═══ Records provided
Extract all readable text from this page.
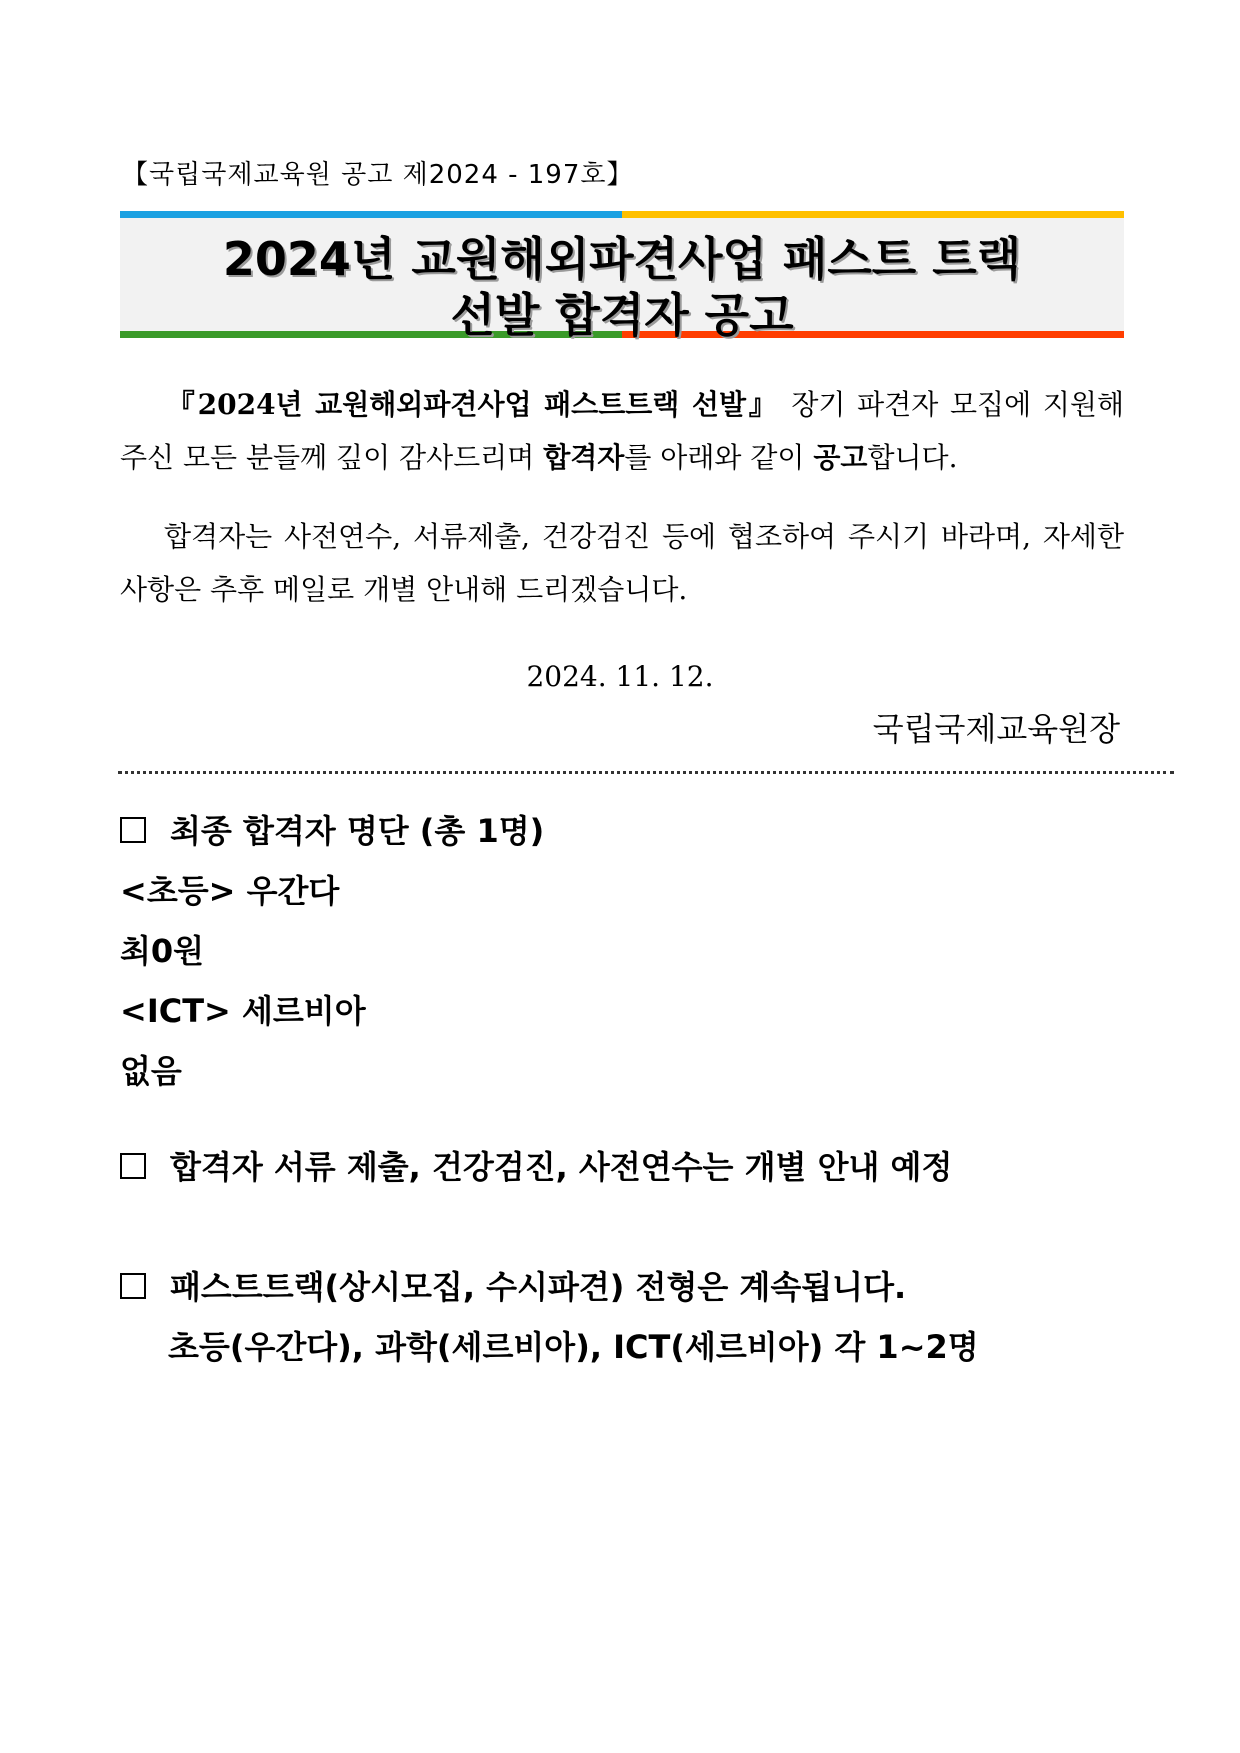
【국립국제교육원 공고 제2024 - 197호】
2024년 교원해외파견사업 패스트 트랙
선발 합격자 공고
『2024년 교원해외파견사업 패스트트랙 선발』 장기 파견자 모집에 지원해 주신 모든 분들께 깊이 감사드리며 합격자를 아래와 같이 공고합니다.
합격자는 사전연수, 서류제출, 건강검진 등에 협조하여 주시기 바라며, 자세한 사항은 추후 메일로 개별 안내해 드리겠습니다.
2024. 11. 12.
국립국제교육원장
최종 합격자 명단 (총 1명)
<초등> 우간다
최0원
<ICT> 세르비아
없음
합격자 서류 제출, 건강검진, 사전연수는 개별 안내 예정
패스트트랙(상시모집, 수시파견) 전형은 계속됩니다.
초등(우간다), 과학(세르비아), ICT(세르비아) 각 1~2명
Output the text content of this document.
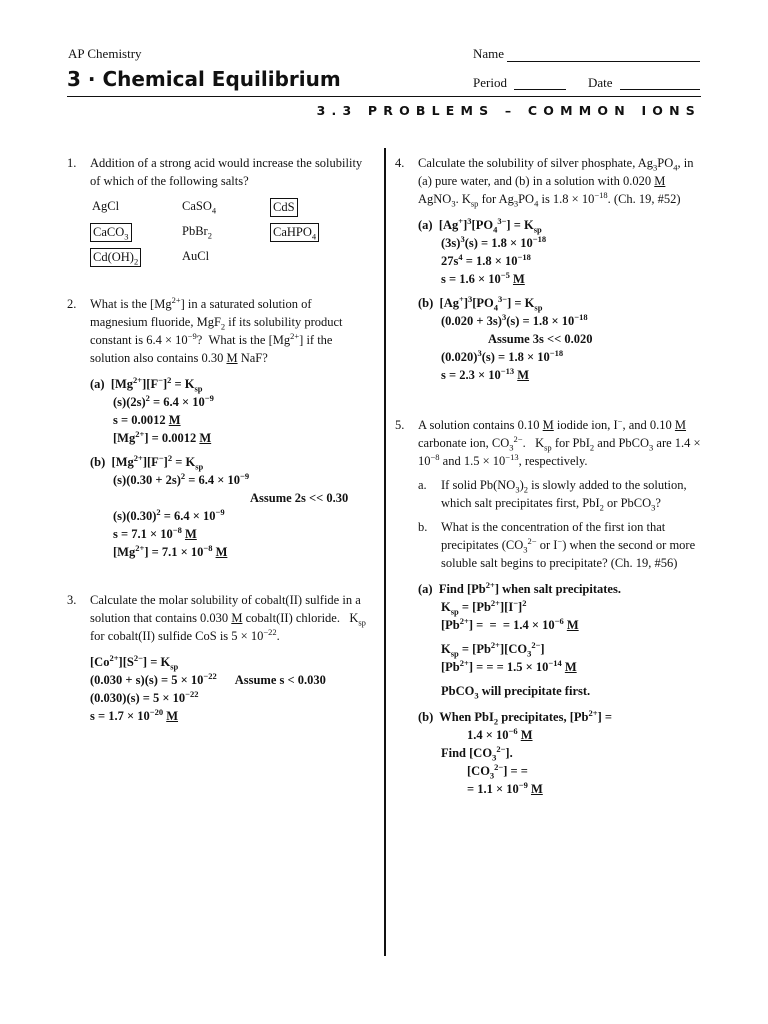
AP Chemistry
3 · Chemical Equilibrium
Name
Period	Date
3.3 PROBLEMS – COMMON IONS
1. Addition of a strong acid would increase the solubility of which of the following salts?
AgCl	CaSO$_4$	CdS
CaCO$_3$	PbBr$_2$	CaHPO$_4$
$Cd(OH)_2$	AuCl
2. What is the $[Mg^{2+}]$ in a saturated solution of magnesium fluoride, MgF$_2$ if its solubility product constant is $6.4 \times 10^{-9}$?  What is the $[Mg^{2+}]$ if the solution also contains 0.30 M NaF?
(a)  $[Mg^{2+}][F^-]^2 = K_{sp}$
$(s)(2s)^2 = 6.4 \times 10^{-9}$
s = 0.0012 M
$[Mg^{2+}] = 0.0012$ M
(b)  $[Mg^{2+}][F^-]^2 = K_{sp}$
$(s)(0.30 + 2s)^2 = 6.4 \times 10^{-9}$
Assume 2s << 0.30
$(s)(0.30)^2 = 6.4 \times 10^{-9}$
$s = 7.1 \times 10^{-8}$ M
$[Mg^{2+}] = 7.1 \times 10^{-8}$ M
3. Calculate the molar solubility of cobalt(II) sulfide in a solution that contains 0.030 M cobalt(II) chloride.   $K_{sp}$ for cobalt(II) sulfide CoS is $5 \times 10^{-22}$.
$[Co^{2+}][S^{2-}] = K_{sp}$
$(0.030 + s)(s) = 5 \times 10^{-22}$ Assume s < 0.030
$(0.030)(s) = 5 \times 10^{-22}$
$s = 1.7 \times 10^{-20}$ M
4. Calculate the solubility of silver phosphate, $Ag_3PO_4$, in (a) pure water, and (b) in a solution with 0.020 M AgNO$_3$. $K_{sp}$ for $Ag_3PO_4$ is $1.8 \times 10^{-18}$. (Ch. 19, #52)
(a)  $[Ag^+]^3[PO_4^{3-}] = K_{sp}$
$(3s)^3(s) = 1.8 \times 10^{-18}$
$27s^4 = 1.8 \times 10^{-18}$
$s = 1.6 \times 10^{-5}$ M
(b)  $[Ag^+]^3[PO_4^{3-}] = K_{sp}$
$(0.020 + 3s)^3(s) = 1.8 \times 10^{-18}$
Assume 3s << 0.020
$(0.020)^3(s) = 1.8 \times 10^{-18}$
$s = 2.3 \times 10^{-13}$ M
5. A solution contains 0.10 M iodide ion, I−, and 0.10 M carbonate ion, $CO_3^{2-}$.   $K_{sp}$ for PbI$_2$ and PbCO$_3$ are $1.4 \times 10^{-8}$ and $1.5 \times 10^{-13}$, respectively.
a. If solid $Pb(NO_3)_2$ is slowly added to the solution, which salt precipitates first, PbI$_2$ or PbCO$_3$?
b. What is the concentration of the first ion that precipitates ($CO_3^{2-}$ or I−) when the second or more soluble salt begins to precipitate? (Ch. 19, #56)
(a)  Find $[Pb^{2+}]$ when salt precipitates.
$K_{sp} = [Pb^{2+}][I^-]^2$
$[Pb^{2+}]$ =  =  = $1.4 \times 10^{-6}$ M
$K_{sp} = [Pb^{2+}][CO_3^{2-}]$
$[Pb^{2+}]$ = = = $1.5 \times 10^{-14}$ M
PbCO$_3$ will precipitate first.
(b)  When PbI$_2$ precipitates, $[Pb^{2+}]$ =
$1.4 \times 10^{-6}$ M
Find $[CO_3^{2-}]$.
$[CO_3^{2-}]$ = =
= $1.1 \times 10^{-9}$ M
══════
● **Work to do**:
Scan the material above for the string "contains" and report each line where you find it.

● **Response to this task**:
2. What is the $[Mg^{2+}]$ in a saturated solution of magnesium fluoride, MgF$_2$ if its solubility product constant is $6.4 \times 10^{-9}$?  What is the $[Mg^{2+}]$ if the solution also contains 0.30 M NaF?
3. Calculate the molar solubility of cobalt(II) sulfide in a solution that contains 0.030 M cobalt(II) chloride.   $K_{sp}$ for cobalt(II) sulfide CoS is $5 \times 10^{-22}$.
5. A solution contains 0.10 M iodide ion, I−, and 0.10 M carbonate ion, $CO_3^{2-}$.   $K_{sp}$ for PbI$_2$ and PbCO$_3$ are $1.4 \times 10^{-8}$ and $1.5 \times 10^{-13}$, respectively.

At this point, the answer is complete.